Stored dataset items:
◇ ◇ ◇ ◇
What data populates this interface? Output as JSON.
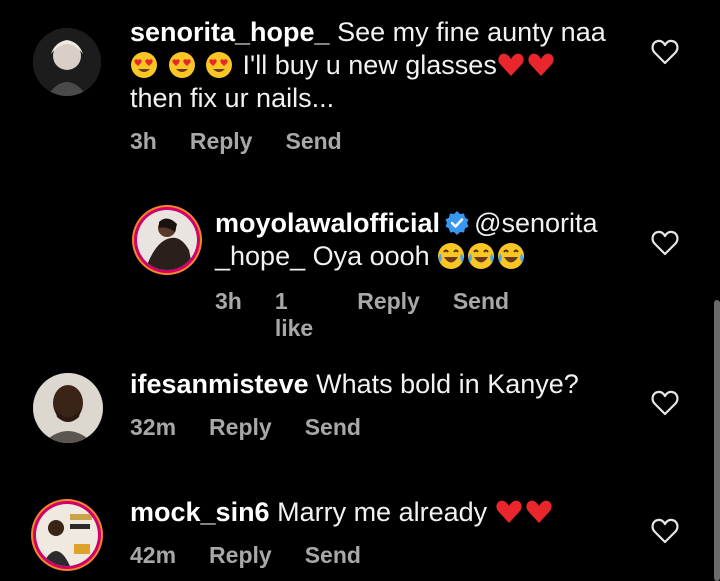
{
  "comments": [
    {
      "username": "senorita_hope_",
      "text_line1": " See my fine aunty naa",
      "text_line2": " I'll buy u new glasses",
      "text_line3": "then fix ur nails...",
      "time": "3h",
      "reply": "Reply",
      "send": "Send"
    },
    {
      "username": "moyolawalofficial",
      "mention_part1": "@senorita",
      "mention_part2": "_hope_",
      "text": " Oya oooh ",
      "time": "3h",
      "likes": "1 like",
      "reply": "Reply",
      "send": "Send"
    },
    {
      "username": "ifesanmisteve",
      "text": " Whats bold in Kanye?",
      "time": "32m",
      "reply": "Reply",
      "send": "Send"
    },
    {
      "username": "mock_sin6",
      "text": " Marry me already ",
      "time": "42m",
      "reply": "Reply",
      "send": "Send"
    }
  ],
  "colors": {
    "background": "#000000",
    "meta_text": "#a8a8a8",
    "verified_blue": "#3897f0",
    "heart_red": "#e8262b"
  },
  "icons": [
    "heart-outline-icon",
    "verified-badge-icon",
    "heart-eyes-emoji",
    "red-heart-emoji",
    "tears-of-joy-emoji"
  ]
}
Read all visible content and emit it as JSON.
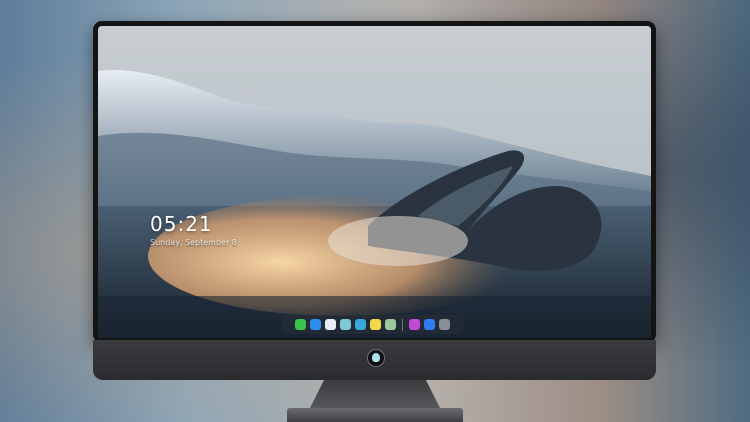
{
  "lock_screen": {
    "time": "05:21",
    "date": "Sunday, September 8"
  },
  "dock": {
    "apps": [
      {
        "name": "messages-icon",
        "glyph": "",
        "color": "#3dc24c"
      },
      {
        "name": "finder-icon",
        "glyph": "",
        "color": "#2e8cf0"
      },
      {
        "name": "safari-icon",
        "glyph": "",
        "color": "#e8eef5"
      },
      {
        "name": "photos-icon",
        "glyph": "",
        "color": "#7dcad6"
      },
      {
        "name": "video-icon",
        "glyph": "",
        "color": "#39a8d8"
      },
      {
        "name": "notes-icon",
        "glyph": "",
        "color": "#f5d84a"
      },
      {
        "name": "preview-icon",
        "glyph": "",
        "color": "#9bc9a0"
      },
      {
        "name": "music-icon",
        "glyph": "",
        "color": "#c04ad6"
      },
      {
        "name": "app-store-icon",
        "glyph": "",
        "color": "#2f7df0"
      },
      {
        "name": "camera-icon",
        "glyph": "",
        "color": "#8a8f96"
      }
    ]
  }
}
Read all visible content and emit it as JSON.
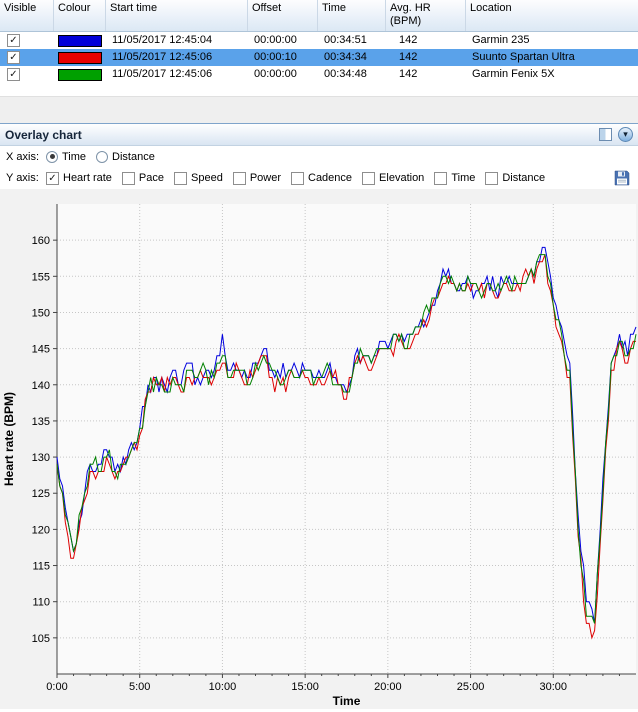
{
  "table": {
    "headers": {
      "visible": "Visible",
      "colour": "Colour",
      "start_time": "Start time",
      "offset": "Offset",
      "time": "Time",
      "avg_hr_line1": "Avg. HR",
      "avg_hr_line2": "(BPM)",
      "location": "Location"
    },
    "rows": [
      {
        "checked": "✓",
        "color": "#0000D8",
        "start_time": "11/05/2017 12:45:04",
        "offset": "00:00:00",
        "time": "00:34:51",
        "avg_hr": "142",
        "location": "Garmin 235"
      },
      {
        "checked": "✓",
        "color": "#E60000",
        "start_time": "11/05/2017 12:45:06",
        "offset": "00:00:10",
        "time": "00:34:34",
        "avg_hr": "142",
        "location": "Suunto Spartan Ultra"
      },
      {
        "checked": "✓",
        "color": "#00A000",
        "start_time": "11/05/2017 12:45:06",
        "offset": "00:00:00",
        "time": "00:34:48",
        "avg_hr": "142",
        "location": "Garmin Fenix 5X"
      }
    ]
  },
  "overlay": {
    "title": "Overlay chart",
    "collapse_icon": "▾"
  },
  "controls": {
    "x_axis_label": "X axis:",
    "x_options": [
      {
        "label": "Time",
        "selected": true
      },
      {
        "label": "Distance",
        "selected": false
      }
    ],
    "y_axis_label": "Y axis:",
    "y_options": [
      {
        "label": "Heart rate",
        "checked": "✓"
      },
      {
        "label": "Pace",
        "checked": ""
      },
      {
        "label": "Speed",
        "checked": ""
      },
      {
        "label": "Power",
        "checked": ""
      },
      {
        "label": "Cadence",
        "checked": ""
      },
      {
        "label": "Elevation",
        "checked": ""
      },
      {
        "label": "Time",
        "checked": ""
      },
      {
        "label": "Distance",
        "checked": ""
      }
    ]
  },
  "chart_data": {
    "type": "line",
    "title": "",
    "xlabel": "Time",
    "ylabel": "Heart rate (BPM)",
    "xlim": [
      0,
      35
    ],
    "ylim": [
      100,
      165
    ],
    "x_ticks": [
      "0:00",
      "5:00",
      "10:00",
      "15:00",
      "20:00",
      "25:00",
      "30:00"
    ],
    "x_tick_values": [
      0,
      5,
      10,
      15,
      20,
      25,
      30
    ],
    "y_ticks": [
      105,
      110,
      115,
      120,
      125,
      130,
      135,
      140,
      145,
      150,
      155,
      160
    ],
    "grid": true,
    "legend": "none",
    "noise": 1.4,
    "x": [
      0,
      0.5,
      1,
      1.5,
      2,
      2.5,
      3,
      3.5,
      4,
      4.5,
      5,
      5.5,
      6,
      6.5,
      7,
      7.5,
      8,
      8.5,
      9,
      9.5,
      10,
      10.5,
      11,
      11.5,
      12,
      12.5,
      13,
      13.5,
      14,
      14.5,
      15,
      15.5,
      16,
      16.5,
      17,
      17.5,
      18,
      18.5,
      19,
      19.5,
      20,
      20.5,
      21,
      21.5,
      22,
      22.5,
      23,
      23.5,
      24,
      24.5,
      25,
      25.5,
      26,
      26.5,
      27,
      27.5,
      28,
      28.5,
      29,
      29.5,
      30,
      30.5,
      31,
      31.5,
      32,
      32.5,
      33,
      33.5,
      34,
      34.5,
      35
    ],
    "series": [
      {
        "name": "Garmin 235",
        "color": "#0000DD",
        "values": [
          130,
          123,
          117,
          122,
          129,
          129,
          131,
          128,
          130,
          132,
          134,
          140,
          141,
          140,
          142,
          140,
          143,
          141,
          142,
          142,
          147,
          142,
          142,
          141,
          143,
          145,
          142,
          141,
          142,
          142,
          142,
          141,
          141,
          143,
          140,
          139,
          144,
          144,
          143,
          146,
          145,
          147,
          146,
          147,
          149,
          150,
          153,
          155,
          154,
          154,
          154,
          153,
          155,
          153,
          154,
          154,
          154,
          155,
          157,
          159,
          152,
          148,
          143,
          122,
          110,
          107,
          127,
          143,
          147,
          144,
          148
        ]
      },
      {
        "name": "Suunto Spartan Ultra",
        "color": "#DD0000",
        "values": [
          129,
          121,
          116,
          123,
          128,
          128,
          130,
          127,
          129,
          131,
          133,
          139,
          140,
          139,
          141,
          139,
          141,
          141,
          141,
          141,
          143,
          141,
          142,
          140,
          142,
          144,
          141,
          140,
          141,
          141,
          141,
          140,
          140,
          142,
          140,
          138,
          143,
          144,
          142,
          145,
          145,
          146,
          145,
          146,
          148,
          149,
          152,
          154,
          154,
          153,
          153,
          153,
          154,
          152,
          154,
          153,
          153,
          155,
          156,
          158,
          151,
          146,
          141,
          119,
          107,
          106,
          124,
          142,
          146,
          143,
          146
        ]
      },
      {
        "name": "Garmin Fenix 5X",
        "color": "#008000",
        "values": [
          129,
          122,
          117,
          123,
          129,
          128,
          130,
          128,
          129,
          131,
          134,
          139,
          141,
          139,
          141,
          140,
          142,
          141,
          142,
          141,
          144,
          141,
          142,
          140,
          143,
          144,
          142,
          140,
          142,
          141,
          142,
          140,
          141,
          142,
          140,
          139,
          143,
          144,
          143,
          145,
          145,
          147,
          145,
          147,
          148,
          150,
          152,
          155,
          154,
          153,
          154,
          153,
          154,
          153,
          154,
          153,
          154,
          155,
          157,
          158,
          151,
          147,
          142,
          120,
          108,
          107,
          125,
          143,
          146,
          144,
          147
        ]
      }
    ]
  }
}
◇ ◇ ◇ ◇
» WHAT NEEDS TO BE DONE
Only lines with the string "Fenix" belong in your answer; copy each one.

» EXERCISE SOLUTION
        "location": "Garmin Fenix 5X"
        "name": "Garmin Fenix 5X",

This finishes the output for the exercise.